++++ Input rows ++++

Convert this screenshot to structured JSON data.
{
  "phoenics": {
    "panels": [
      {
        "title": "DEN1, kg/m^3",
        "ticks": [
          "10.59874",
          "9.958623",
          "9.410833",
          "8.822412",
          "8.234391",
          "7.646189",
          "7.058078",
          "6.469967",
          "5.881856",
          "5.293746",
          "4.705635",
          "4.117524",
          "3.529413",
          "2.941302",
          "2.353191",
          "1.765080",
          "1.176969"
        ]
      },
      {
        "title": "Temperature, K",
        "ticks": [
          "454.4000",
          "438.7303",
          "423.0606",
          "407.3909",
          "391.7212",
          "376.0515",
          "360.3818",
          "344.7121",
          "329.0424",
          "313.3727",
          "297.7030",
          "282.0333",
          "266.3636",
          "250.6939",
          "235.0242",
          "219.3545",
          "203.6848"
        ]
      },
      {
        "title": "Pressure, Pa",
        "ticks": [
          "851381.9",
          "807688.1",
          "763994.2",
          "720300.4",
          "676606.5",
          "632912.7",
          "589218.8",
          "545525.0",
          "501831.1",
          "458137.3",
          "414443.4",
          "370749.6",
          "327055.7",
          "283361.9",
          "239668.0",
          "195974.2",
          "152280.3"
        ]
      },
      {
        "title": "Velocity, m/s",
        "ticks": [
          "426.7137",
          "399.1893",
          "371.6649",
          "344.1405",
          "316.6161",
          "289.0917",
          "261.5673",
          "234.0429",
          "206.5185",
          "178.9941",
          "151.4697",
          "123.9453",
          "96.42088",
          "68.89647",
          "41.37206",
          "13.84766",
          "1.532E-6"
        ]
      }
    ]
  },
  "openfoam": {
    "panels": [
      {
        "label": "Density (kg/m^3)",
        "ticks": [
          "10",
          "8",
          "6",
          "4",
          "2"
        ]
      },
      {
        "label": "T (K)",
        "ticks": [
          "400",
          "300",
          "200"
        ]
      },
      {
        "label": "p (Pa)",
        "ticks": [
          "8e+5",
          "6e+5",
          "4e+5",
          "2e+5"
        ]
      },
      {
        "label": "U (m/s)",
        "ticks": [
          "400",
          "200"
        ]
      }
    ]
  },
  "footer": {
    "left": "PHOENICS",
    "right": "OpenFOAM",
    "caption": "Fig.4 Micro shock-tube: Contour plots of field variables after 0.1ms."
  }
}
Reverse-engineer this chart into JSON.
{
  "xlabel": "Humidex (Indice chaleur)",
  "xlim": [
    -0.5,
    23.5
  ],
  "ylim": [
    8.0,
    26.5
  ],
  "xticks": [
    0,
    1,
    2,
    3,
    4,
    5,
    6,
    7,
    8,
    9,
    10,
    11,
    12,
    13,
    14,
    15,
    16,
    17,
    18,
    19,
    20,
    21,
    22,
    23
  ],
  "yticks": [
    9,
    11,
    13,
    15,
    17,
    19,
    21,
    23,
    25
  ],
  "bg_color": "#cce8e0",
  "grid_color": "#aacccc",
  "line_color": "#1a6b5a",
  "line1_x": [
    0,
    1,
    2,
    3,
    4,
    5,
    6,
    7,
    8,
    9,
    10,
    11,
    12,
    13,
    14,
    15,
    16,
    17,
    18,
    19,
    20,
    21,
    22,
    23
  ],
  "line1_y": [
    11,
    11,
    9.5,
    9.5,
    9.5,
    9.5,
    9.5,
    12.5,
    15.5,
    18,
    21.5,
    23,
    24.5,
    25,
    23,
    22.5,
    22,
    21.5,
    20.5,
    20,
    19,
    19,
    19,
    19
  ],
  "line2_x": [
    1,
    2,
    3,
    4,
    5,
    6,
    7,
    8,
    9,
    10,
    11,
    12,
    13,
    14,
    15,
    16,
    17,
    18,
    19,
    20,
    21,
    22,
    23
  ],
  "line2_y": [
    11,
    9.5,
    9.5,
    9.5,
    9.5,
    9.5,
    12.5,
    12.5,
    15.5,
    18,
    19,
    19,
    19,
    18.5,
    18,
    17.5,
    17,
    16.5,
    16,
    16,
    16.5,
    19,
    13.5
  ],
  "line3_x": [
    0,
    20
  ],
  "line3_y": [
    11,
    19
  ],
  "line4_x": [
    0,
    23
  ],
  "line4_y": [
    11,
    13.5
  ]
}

++++

Requirement — Everything from the line that contains "Reverse-engineer this chart into JSON." through the end of the records must be duplicated exactly, and nothing outside that range.

Full output —
Reverse-engineer this chart into JSON.
{
  "xlabel": "Humidex (Indice chaleur)",
  "xlim": [
    -0.5,
    23.5
  ],
  "ylim": [
    8.0,
    26.5
  ],
  "xticks": [
    0,
    1,
    2,
    3,
    4,
    5,
    6,
    7,
    8,
    9,
    10,
    11,
    12,
    13,
    14,
    15,
    16,
    17,
    18,
    19,
    20,
    21,
    22,
    23
  ],
  "yticks": [
    9,
    11,
    13,
    15,
    17,
    19,
    21,
    23,
    25
  ],
  "bg_color": "#cce8e0",
  "grid_color": "#aacccc",
  "line_color": "#1a6b5a",
  "line1_x": [
    0,
    1,
    2,
    3,
    4,
    5,
    6,
    7,
    8,
    9,
    10,
    11,
    12,
    13,
    14,
    15,
    16,
    17,
    18,
    19,
    20,
    21,
    22,
    23
  ],
  "line1_y": [
    11,
    11,
    9.5,
    9.5,
    9.5,
    9.5,
    9.5,
    12.5,
    15.5,
    18,
    21.5,
    23,
    24.5,
    25,
    23,
    22.5,
    22,
    21.5,
    20.5,
    20,
    19,
    19,
    19,
    19
  ],
  "line2_x": [
    1,
    2,
    3,
    4,
    5,
    6,
    7,
    8,
    9,
    10,
    11,
    12,
    13,
    14,
    15,
    16,
    17,
    18,
    19,
    20,
    21,
    22,
    23
  ],
  "line2_y": [
    11,
    9.5,
    9.5,
    9.5,
    9.5,
    9.5,
    12.5,
    12.5,
    15.5,
    18,
    19,
    19,
    19,
    18.5,
    18,
    17.5,
    17,
    16.5,
    16,
    16,
    16.5,
    19,
    13.5
  ],
  "line3_x": [
    0,
    20
  ],
  "line3_y": [
    11,
    19
  ],
  "line4_x": [
    0,
    23
  ],
  "line4_y": [
    11,
    13.5
  ]
}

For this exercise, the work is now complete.